Short task:
Output every line below without omitting or altering anything.

Provided entries:
####
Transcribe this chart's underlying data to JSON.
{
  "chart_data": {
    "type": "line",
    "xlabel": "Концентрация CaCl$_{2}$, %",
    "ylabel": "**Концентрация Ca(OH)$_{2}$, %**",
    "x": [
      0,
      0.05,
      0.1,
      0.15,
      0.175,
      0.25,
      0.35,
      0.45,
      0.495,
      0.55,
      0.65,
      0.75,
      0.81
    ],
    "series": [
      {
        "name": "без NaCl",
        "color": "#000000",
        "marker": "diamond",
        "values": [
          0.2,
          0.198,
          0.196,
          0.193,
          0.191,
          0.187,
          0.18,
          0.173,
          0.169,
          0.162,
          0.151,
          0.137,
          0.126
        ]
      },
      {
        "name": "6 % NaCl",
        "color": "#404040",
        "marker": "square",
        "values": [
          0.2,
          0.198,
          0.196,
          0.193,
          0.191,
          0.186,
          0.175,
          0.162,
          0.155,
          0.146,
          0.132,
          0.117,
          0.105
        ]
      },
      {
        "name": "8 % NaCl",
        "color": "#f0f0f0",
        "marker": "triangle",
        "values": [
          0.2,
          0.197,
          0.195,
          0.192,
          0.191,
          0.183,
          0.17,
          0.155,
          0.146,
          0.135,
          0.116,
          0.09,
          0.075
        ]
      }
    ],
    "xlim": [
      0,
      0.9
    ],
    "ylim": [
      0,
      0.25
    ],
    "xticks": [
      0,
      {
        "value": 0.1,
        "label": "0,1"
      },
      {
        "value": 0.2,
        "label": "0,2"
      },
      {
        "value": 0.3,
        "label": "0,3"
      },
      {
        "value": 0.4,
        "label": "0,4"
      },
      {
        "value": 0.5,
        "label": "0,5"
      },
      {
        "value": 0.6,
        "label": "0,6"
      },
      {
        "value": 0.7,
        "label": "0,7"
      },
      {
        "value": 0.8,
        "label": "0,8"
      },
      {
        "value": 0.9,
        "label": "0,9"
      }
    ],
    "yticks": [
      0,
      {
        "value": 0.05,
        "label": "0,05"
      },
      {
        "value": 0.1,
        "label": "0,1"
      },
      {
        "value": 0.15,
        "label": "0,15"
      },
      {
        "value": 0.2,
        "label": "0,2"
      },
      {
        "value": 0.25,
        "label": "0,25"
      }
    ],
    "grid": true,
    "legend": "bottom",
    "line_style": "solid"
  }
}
####
Solution:
Transcribe this chart's underlying data to JSON.
{
  "chart_data": {
    "type": "line",
    "xlabel": "Концентрация CaCl$_{2}$, %",
    "ylabel": "**Концентрация Ca(OH)$_{2}$, %**",
    "x": [
      0,
      0.05,
      0.1,
      0.15,
      0.175,
      0.25,
      0.35,
      0.45,
      0.495,
      0.55,
      0.65,
      0.75,
      0.81
    ],
    "series": [
      {
        "name": "без NaCl",
        "color": "#000000",
        "marker": "diamond",
        "values": [
          0.2,
          0.198,
          0.196,
          0.193,
          0.191,
          0.187,
          0.18,
          0.173,
          0.169,
          0.162,
          0.151,
          0.137,
          0.126
        ]
      },
      {
        "name": "6 % NaCl",
        "color": "#404040",
        "marker": "square",
        "values": [
          0.2,
          0.198,
          0.196,
          0.193,
          0.191,
          0.186,
          0.175,
          0.162,
          0.155,
          0.146,
          0.132,
          0.117,
          0.105
        ]
      },
      {
        "name": "8 % NaCl",
        "color": "#f0f0f0",
        "marker": "triangle",
        "values": [
          0.2,
          0.197,
          0.195,
          0.192,
          0.191,
          0.183,
          0.17,
          0.155,
          0.146,
          0.135,
          0.116,
          0.09,
          0.075
        ]
      }
    ],
    "xlim": [
      0,
      0.9
    ],
    "ylim": [
      0,
      0.25
    ],
    "xticks": [
      0,
      {
        "value": 0.1,
        "label": "0,1"
      },
      {
        "value": 0.2,
        "label": "0,2"
      },
      {
        "value": 0.3,
        "label": "0,3"
      },
      {
        "value": 0.4,
        "label": "0,4"
      },
      {
        "value": 0.5,
        "label": "0,5"
      },
      {
        "value": 0.6,
        "label": "0,6"
      },
      {
        "value": 0.7,
        "label": "0,7"
      },
      {
        "value": 0.8,
        "label": "0,8"
      },
      {
        "value": 0.9,
        "label": "0,9"
      }
    ],
    "yticks": [
      0,
      {
        "value": 0.05,
        "label": "0,05"
      },
      {
        "value": 0.1,
        "label": "0,1"
      },
      {
        "value": 0.15,
        "label": "0,15"
      },
      {
        "value": 0.2,
        "label": "0,2"
      },
      {
        "value": 0.25,
        "label": "0,25"
      }
    ],
    "grid": true,
    "legend": "bottom",
    "line_style": "solid"
  }
}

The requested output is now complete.